Quote every line below exactly as it reads.

begin Records for this task

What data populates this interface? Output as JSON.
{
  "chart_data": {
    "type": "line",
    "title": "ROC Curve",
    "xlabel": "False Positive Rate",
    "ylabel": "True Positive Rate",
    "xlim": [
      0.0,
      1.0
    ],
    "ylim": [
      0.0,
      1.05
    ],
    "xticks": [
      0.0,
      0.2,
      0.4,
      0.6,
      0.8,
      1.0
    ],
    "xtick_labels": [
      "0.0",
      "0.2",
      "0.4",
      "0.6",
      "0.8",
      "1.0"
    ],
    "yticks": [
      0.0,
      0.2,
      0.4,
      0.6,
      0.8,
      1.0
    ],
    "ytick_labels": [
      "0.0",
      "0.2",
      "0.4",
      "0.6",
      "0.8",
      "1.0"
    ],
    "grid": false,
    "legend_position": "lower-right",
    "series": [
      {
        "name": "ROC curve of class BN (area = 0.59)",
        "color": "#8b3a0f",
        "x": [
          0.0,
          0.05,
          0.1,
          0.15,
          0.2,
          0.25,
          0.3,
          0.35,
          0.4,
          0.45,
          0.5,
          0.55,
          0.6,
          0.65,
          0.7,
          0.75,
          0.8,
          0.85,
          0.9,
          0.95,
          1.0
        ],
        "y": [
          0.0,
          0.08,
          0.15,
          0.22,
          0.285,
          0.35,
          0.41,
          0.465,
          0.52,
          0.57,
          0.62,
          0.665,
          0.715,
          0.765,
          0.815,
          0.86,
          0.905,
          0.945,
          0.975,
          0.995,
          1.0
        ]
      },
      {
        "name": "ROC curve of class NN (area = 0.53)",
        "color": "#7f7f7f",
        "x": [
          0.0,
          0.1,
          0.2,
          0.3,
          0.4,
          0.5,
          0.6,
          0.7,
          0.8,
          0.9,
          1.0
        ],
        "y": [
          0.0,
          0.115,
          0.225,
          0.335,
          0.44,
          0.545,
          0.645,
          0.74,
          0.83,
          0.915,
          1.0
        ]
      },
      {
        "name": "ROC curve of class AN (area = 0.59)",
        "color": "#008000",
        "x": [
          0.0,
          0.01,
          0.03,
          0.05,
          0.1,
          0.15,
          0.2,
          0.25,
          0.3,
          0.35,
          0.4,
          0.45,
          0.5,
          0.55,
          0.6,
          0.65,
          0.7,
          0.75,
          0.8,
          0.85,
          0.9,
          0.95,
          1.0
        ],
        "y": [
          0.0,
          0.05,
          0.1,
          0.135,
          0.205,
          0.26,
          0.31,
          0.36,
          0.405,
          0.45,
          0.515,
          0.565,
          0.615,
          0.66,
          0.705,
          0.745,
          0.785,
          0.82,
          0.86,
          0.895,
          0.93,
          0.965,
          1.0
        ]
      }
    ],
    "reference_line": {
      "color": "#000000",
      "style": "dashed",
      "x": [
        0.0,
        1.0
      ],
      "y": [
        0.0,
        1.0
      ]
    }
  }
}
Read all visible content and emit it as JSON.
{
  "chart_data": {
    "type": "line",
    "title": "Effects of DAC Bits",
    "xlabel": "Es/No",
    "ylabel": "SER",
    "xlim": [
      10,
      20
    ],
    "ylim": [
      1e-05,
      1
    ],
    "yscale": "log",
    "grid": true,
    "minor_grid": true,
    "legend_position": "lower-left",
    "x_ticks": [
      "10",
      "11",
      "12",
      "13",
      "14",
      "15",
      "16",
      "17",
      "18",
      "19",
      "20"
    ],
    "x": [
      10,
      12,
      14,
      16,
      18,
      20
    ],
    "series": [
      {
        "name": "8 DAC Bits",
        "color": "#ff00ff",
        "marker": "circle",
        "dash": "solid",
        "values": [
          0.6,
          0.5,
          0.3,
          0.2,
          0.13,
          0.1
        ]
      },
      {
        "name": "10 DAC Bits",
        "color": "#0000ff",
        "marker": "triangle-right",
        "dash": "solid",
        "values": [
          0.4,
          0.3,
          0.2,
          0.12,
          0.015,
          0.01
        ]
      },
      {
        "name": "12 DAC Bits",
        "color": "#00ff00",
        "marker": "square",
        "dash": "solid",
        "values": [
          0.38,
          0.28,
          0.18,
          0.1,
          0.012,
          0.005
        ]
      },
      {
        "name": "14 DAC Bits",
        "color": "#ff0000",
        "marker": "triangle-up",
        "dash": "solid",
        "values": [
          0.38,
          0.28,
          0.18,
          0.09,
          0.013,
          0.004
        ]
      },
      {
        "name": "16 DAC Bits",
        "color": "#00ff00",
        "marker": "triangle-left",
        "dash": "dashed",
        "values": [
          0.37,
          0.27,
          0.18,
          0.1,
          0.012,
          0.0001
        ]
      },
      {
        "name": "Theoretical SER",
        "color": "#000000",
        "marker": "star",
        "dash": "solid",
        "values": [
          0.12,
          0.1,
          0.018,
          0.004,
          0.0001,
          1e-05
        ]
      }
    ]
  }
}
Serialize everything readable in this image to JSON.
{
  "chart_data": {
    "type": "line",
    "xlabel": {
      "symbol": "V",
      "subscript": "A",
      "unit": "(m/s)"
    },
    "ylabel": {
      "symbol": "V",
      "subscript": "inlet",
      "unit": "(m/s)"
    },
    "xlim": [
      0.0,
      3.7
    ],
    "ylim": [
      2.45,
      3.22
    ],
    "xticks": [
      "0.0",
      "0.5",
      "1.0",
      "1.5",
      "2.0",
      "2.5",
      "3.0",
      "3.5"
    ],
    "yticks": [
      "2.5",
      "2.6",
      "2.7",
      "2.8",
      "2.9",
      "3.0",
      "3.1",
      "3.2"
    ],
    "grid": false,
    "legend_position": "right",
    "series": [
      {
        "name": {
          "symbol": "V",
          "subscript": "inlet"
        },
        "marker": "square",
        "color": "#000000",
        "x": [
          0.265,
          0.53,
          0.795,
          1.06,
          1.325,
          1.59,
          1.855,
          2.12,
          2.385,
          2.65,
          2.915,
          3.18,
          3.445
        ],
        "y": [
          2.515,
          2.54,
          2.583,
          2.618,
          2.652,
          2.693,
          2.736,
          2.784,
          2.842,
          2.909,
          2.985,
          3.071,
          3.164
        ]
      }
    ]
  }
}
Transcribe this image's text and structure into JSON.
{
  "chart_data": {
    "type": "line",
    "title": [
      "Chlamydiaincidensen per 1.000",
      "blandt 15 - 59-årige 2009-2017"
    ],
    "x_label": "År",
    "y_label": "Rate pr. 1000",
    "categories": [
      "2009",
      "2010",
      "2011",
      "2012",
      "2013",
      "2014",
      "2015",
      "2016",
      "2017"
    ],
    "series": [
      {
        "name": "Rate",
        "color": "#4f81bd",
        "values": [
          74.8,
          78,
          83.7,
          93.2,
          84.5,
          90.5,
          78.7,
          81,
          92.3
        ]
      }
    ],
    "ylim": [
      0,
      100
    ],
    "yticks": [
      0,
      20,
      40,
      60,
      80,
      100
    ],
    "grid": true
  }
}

end Records for this task

Written reply —
What data populates this interface? Output as JSON.
{
  "chart_data": {
    "type": "line",
    "title": "ROC Curve",
    "xlabel": "False Positive Rate",
    "ylabel": "True Positive Rate",
    "xlim": [
      0.0,
      1.0
    ],
    "ylim": [
      0.0,
      1.05
    ],
    "xticks": [
      0.0,
      0.2,
      0.4,
      0.6,
      0.8,
      1.0
    ],
    "xtick_labels": [
      "0.0",
      "0.2",
      "0.4",
      "0.6",
      "0.8",
      "1.0"
    ],
    "yticks": [
      0.0,
      0.2,
      0.4,
      0.6,
      0.8,
      1.0
    ],
    "ytick_labels": [
      "0.0",
      "0.2",
      "0.4",
      "0.6",
      "0.8",
      "1.0"
    ],
    "grid": false,
    "legend_position": "lower-right",
    "series": [
      {
        "name": "ROC curve of class BN (area = 0.59)",
        "color": "#8b3a0f",
        "x": [
          0.0,
          0.05,
          0.1,
          0.15,
          0.2,
          0.25,
          0.3,
          0.35,
          0.4,
          0.45,
          0.5,
          0.55,
          0.6,
          0.65,
          0.7,
          0.75,
          0.8,
          0.85,
          0.9,
          0.95,
          1.0
        ],
        "y": [
          0.0,
          0.08,
          0.15,
          0.22,
          0.285,
          0.35,
          0.41,
          0.465,
          0.52,
          0.57,
          0.62,
          0.665,
          0.715,
          0.765,
          0.815,
          0.86,
          0.905,
          0.945,
          0.975,
          0.995,
          1.0
        ]
      },
      {
        "name": "ROC curve of class NN (area = 0.53)",
        "color": "#7f7f7f",
        "x": [
          0.0,
          0.1,
          0.2,
          0.3,
          0.4,
          0.5,
          0.6,
          0.7,
          0.8,
          0.9,
          1.0
        ],
        "y": [
          0.0,
          0.115,
          0.225,
          0.335,
          0.44,
          0.545,
          0.645,
          0.74,
          0.83,
          0.915,
          1.0
        ]
      },
      {
        "name": "ROC curve of class AN (area = 0.59)",
        "color": "#008000",
        "x": [
          0.0,
          0.01,
          0.03,
          0.05,
          0.1,
          0.15,
          0.2,
          0.25,
          0.3,
          0.35,
          0.4,
          0.45,
          0.5,
          0.55,
          0.6,
          0.65,
          0.7,
          0.75,
          0.8,
          0.85,
          0.9,
          0.95,
          1.0
        ],
        "y": [
          0.0,
          0.05,
          0.1,
          0.135,
          0.205,
          0.26,
          0.31,
          0.36,
          0.405,
          0.45,
          0.515,
          0.565,
          0.615,
          0.66,
          0.705,
          0.745,
          0.785,
          0.82,
          0.86,
          0.895,
          0.93,
          0.965,
          1.0
        ]
      }
    ],
    "reference_line": {
      "color": "#000000",
      "style": "dashed",
      "x": [
        0.0,
        1.0
      ],
      "y": [
        0.0,
        1.0
      ]
    }
  }
}
Read all visible content and emit it as JSON.
{
  "chart_data": {
    "type": "line",
    "title": "Effects of DAC Bits",
    "xlabel": "Es/No",
    "ylabel": "SER",
    "xlim": [
      10,
      20
    ],
    "ylim": [
      1e-05,
      1
    ],
    "yscale": "log",
    "grid": true,
    "minor_grid": true,
    "legend_position": "lower-left",
    "x_ticks": [
      "10",
      "11",
      "12",
      "13",
      "14",
      "15",
      "16",
      "17",
      "18",
      "19",
      "20"
    ],
    "x": [
      10,
      12,
      14,
      16,
      18,
      20
    ],
    "series": [
      {
        "name": "8 DAC Bits",
        "color": "#ff00ff",
        "marker": "circle",
        "dash": "solid",
        "values": [
          0.6,
          0.5,
          0.3,
          0.2,
          0.13,
          0.1
        ]
      },
      {
        "name": "10 DAC Bits",
        "color": "#0000ff",
        "marker": "triangle-right",
        "dash": "solid",
        "values": [
          0.4,
          0.3,
          0.2,
          0.12,
          0.015,
          0.01
        ]
      },
      {
        "name": "12 DAC Bits",
        "color": "#00ff00",
        "marker": "square",
        "dash": "solid",
        "values": [
          0.38,
          0.28,
          0.18,
          0.1,
          0.012,
          0.005
        ]
      },
      {
        "name": "14 DAC Bits",
        "color": "#ff0000",
        "marker": "triangle-up",
        "dash": "solid",
        "values": [
          0.38,
          0.28,
          0.18,
          0.09,
          0.013,
          0.004
        ]
      },
      {
        "name": "16 DAC Bits",
        "color": "#00ff00",
        "marker": "triangle-left",
        "dash": "dashed",
        "values": [
          0.37,
          0.27,
          0.18,
          0.1,
          0.012,
          0.0001
        ]
      },
      {
        "name": "Theoretical SER",
        "color": "#000000",
        "marker": "star",
        "dash": "solid",
        "values": [
          0.12,
          0.1,
          0.018,
          0.004,
          0.0001,
          1e-05
        ]
      }
    ]
  }
}
Serialize everything readable in this image to JSON.
{
  "chart_data": {
    "type": "line",
    "xlabel": {
      "symbol": "V",
      "subscript": "A",
      "unit": "(m/s)"
    },
    "ylabel": {
      "symbol": "V",
      "subscript": "inlet",
      "unit": "(m/s)"
    },
    "xlim": [
      0.0,
      3.7
    ],
    "ylim": [
      2.45,
      3.22
    ],
    "xticks": [
      "0.0",
      "0.5",
      "1.0",
      "1.5",
      "2.0",
      "2.5",
      "3.0",
      "3.5"
    ],
    "yticks": [
      "2.5",
      "2.6",
      "2.7",
      "2.8",
      "2.9",
      "3.0",
      "3.1",
      "3.2"
    ],
    "grid": false,
    "legend_position": "right",
    "series": [
      {
        "name": {
          "symbol": "V",
          "subscript": "inlet"
        },
        "marker": "square",
        "color": "#000000",
        "x": [
          0.265,
          0.53,
          0.795,
          1.06,
          1.325,
          1.59,
          1.855,
          2.12,
          2.385,
          2.65,
          2.915,
          3.18,
          3.445
        ],
        "y": [
          2.515,
          2.54,
          2.583,
          2.618,
          2.652,
          2.693,
          2.736,
          2.784,
          2.842,
          2.909,
          2.985,
          3.071,
          3.164
        ]
      }
    ]
  }
}
Transcribe this image's text and structure into JSON.
{
  "chart_data": {
    "type": "line",
    "title": [
      "Chlamydiaincidensen per 1.000",
      "blandt 15 - 59-årige 2009-2017"
    ],
    "x_label": "År",
    "y_label": "Rate pr. 1000",
    "categories": [
      "2009",
      "2010",
      "2011",
      "2012",
      "2013",
      "2014",
      "2015",
      "2016",
      "2017"
    ],
    "series": [
      {
        "name": "Rate",
        "color": "#4f81bd",
        "values": [
          74.8,
          78,
          83.7,
          93.2,
          84.5,
          90.5,
          78.7,
          81,
          92.3
        ]
      }
    ],
    "ylim": [
      0,
      100
    ],
    "yticks": [
      0,
      20,
      40,
      60,
      80,
      100
    ],
    "grid": true
  }
}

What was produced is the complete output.